Go through the material and write it all out exactly, minus the pictures.

[Stored items]

****************

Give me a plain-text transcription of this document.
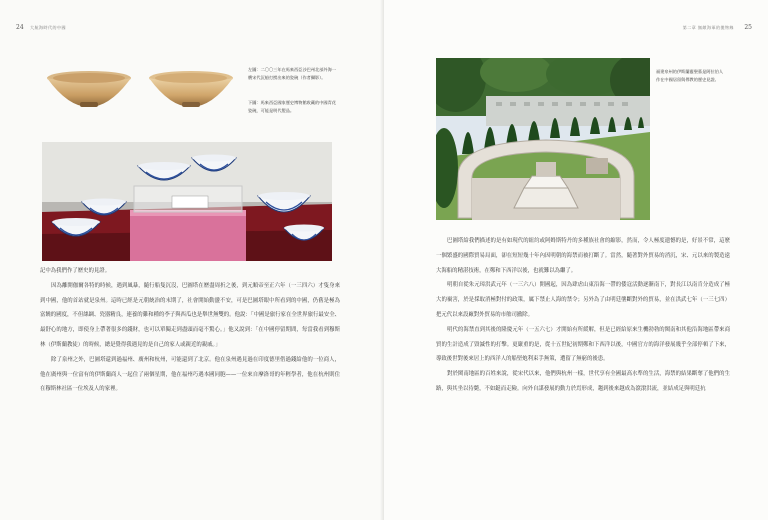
24 大航海時代的中國
左圖：二〇〇三年在馬來西亞沙巴州北部外海一艘宋代沉船打撈出來的瓷碗（作者攝影）。
下圖：馬來西亞國家歷史博物館收藏的中國青花瓷碗，可能是明代製品。

記中為我們作了歷史的見證。

因為離開伽爾各特的時候，遇到風暴，隨行船隻沉沒，巴圖塔在歷盡周折之後，到元順帝至正六年（一三四六）才隻身來到中國，他的首站就是泉州。這時已經是元朝統治的末期了，社會開始動盪不安，可是巴圖塔眼中所看到的中國，仍舊是極為富饒的國度，不但絲綢、瓷器精良，連養的雞和種的李子與西瓜也是舉世無雙的。他說：「中國是旅行家在全世界旅行最安全、最舒心的地方，即使身上帶著很多的錢財，也可以單獨走到盡頭而毫不驚心。」他又說到：「在中國停留期間，每當我看到穆斯林（伊斯蘭教徒）的時候，總是覺得我遇見的是自己的家人或親近的親戚。」

除了泉州之外，巴圖塔還到過福州、廣州和杭州，可能還到了北京。他在泉州遇見過在印度德里借過錢給他的一位商人，他在廣州與一位富有的伊斯蘭商人一起住了兩個星期，他在福州巧遇本國同胞——一位來自摩洛哥的年輕學者，他在杭州則住在穆斯林社區一位埃及人的家裡。

第二章 無敵海軍的拋物線 25
福建泉州的伊斯蘭靈聖墓是阿拉伯人作在中國居留與傳教的歷史見證。

巴圖塔給我們描述的是有如現代的紐約或阿姆斯特丹的多種族社會的縮影，然而，令人極度遺憾的是，好景不常，這麼一個繁盛的國際貿易局面，卻在短短幾十年內因明朝的海禁而被打斷了。當然，隨著對外貿易的消沉，宋、元以來的製造遠大海船的精湛技術，在鄭和下西洋以後，也就難以為繼了。

明朝自從朱元璋洪武元年（一三六八）開國起，因為肆虐山東沿海一帶的倭寇活動逐漸南下，對長江以南肯分造成了極大的禍害，於是採取消極對付的政策，厲下禁止人海的禁令；另外為了由明廷壟斷對外的貿易，並在洪武七年（一三七四）把元代以來設廠對外貿易的市舶司撤除。

明代的海禁直到其後的隆慶元年（一五六七）才開始有所緩解，但是已經給原來生機勃勃的閩南和其他沿海地區帶來商貿的生計造成了毀滅性的打擊。更嚴重的是，從十五世紀初期鄭和下西洋以後，中國官方的海洋發展幾乎全部停頓了下來，導致後世對後來居上的西洋人的船堅炮利束手無策，遭留了無窮的後患。

對於閩南地區的百姓來說，從宋代以來，他們與杭州一樣，世代享有全國最高水準的生活，海禁的結果斷奪了他們的生路，與其坐以待斃，不如鋌而走險。向外自謀發展的動力於焉形成，趨到後來越成為滾滾洪流，並結成足與明廷抗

****************

Solution »
Give me a plain-text transcription of this document.
24 大航海時代的中國
左圖：二〇〇三年在馬來西亞沙巴州北部外海一艘宋代沉船打撈出來的瓷碗（作者攝影）。
下圖：馬來西亞國家歷史博物館收藏的中國青花瓷碗，可能是明代製品。

記中為我們作了歷史的見證。

因為離開伽爾各特的時候，遇到風暴，隨行船隻沉沒，巴圖塔在歷盡周折之後，到元順帝至正六年（一三四六）才隻身來到中國，他的首站就是泉州。這時已經是元朝統治的末期了，社會開始動盪不安，可是巴圖塔眼中所看到的中國，仍舊是極為富饒的國度，不但絲綢、瓷器精良，連養的雞和種的李子與西瓜也是舉世無雙的。他說：「中國是旅行家在全世界旅行最安全、最舒心的地方，即使身上帶著很多的錢財，也可以單獨走到盡頭而毫不驚心。」他又說到：「在中國停留期間，每當我看到穆斯林（伊斯蘭教徒）的時候，總是覺得我遇見的是自己的家人或親近的親戚。」

除了泉州之外，巴圖塔還到過福州、廣州和杭州，可能還到了北京。他在泉州遇見過在印度德里借過錢給他的一位商人，他在廣州與一位富有的伊斯蘭商人一起住了兩個星期，他在福州巧遇本國同胞——一位來自摩洛哥的年輕學者，他在杭州則住在穆斯林社區一位埃及人的家裡。

第二章 無敵海軍的拋物線 25
福建泉州的伊斯蘭靈聖墓是阿拉伯人作在中國居留與傳教的歷史見證。

巴圖塔給我們描述的是有如現代的紐約或阿姆斯特丹的多種族社會的縮影，然而，令人極度遺憾的是，好景不常，這麼一個繁盛的國際貿易局面，卻在短短幾十年內因明朝的海禁而被打斷了。當然，隨著對外貿易的消沉，宋、元以來的製造遠大海船的精湛技術，在鄭和下西洋以後，也就難以為繼了。

明朝自從朱元璋洪武元年（一三六八）開國起，因為肆虐山東沿海一帶的倭寇活動逐漸南下，對長江以南肯分造成了極大的禍害，於是採取消極對付的政策，厲下禁止人海的禁令；另外為了由明廷壟斷對外的貿易，並在洪武七年（一三七四）把元代以來設廠對外貿易的市舶司撤除。

明代的海禁直到其後的隆慶元年（一五六七）才開始有所緩解，但是已經給原來生機勃勃的閩南和其他沿海地區帶來商貿的生計造成了毀滅性的打擊。更嚴重的是，從十五世紀初期鄭和下西洋以後，中國官方的海洋發展幾乎全部停頓了下來，導致後世對後來居上的西洋人的船堅炮利束手無策，遭留了無窮的後患。

對於閩南地區的百姓來說，從宋代以來，他們與杭州一樣，世代享有全國最高水準的生活，海禁的結果斷奪了他們的生路，與其坐以待斃，不如鋌而走險。向外自謀發展的動力於焉形成，趨到後來越成為滾滾洪流，並結成足與明廷抗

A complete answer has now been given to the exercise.